◆ **Instructions for the task**
Separate out the lines that hold "Südtirol".

[Extracted data entries]
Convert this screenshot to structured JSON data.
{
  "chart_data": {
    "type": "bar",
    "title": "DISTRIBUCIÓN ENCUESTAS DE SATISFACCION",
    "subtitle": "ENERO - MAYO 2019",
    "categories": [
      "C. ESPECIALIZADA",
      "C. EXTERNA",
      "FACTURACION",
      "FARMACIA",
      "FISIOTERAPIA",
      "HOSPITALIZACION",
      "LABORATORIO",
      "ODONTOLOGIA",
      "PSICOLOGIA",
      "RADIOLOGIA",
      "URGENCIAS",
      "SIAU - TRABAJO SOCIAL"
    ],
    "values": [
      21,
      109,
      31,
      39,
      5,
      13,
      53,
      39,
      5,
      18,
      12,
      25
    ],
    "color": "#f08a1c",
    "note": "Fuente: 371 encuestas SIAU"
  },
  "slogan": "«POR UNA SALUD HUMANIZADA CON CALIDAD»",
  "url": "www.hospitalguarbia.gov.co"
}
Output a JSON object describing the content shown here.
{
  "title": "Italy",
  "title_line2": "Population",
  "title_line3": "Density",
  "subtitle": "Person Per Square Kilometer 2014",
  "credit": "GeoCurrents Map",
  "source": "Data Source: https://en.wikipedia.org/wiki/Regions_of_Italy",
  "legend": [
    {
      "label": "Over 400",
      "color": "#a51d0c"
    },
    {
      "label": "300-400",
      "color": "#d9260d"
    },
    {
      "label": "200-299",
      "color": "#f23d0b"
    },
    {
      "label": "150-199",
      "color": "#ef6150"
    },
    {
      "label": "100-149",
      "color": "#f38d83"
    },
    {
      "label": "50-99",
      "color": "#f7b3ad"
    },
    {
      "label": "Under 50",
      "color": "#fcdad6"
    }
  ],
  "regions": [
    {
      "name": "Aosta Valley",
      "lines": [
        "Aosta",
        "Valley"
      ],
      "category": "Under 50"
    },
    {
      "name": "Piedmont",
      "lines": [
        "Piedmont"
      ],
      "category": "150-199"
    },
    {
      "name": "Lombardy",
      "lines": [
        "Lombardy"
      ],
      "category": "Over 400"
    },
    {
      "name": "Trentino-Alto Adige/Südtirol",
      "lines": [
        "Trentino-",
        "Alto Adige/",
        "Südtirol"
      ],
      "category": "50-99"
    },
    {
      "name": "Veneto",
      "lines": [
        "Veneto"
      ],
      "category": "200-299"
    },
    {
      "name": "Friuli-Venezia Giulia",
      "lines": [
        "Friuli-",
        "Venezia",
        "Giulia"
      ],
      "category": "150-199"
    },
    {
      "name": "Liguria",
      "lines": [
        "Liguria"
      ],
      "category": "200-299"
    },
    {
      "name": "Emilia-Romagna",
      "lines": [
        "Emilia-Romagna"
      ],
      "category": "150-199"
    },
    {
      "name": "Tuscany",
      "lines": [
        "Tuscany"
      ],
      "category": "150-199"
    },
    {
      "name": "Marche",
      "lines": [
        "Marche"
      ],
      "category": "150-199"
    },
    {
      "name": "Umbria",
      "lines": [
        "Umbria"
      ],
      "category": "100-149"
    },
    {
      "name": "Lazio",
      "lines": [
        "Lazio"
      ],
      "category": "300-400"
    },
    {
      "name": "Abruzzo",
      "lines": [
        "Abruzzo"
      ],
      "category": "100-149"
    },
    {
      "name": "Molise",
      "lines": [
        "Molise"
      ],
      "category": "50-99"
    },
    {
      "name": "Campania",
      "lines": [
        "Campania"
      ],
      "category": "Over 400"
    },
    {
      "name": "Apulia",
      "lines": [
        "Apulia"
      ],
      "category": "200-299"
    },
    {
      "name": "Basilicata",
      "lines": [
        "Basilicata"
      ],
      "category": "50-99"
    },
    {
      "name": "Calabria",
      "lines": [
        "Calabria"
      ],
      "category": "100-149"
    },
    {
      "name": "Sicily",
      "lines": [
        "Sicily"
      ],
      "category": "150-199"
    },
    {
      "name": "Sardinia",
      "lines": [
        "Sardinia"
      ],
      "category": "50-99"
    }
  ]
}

◆ **The result**
      "name": "Trentino-Alto Adige/Südtirol",
        "Südtirol"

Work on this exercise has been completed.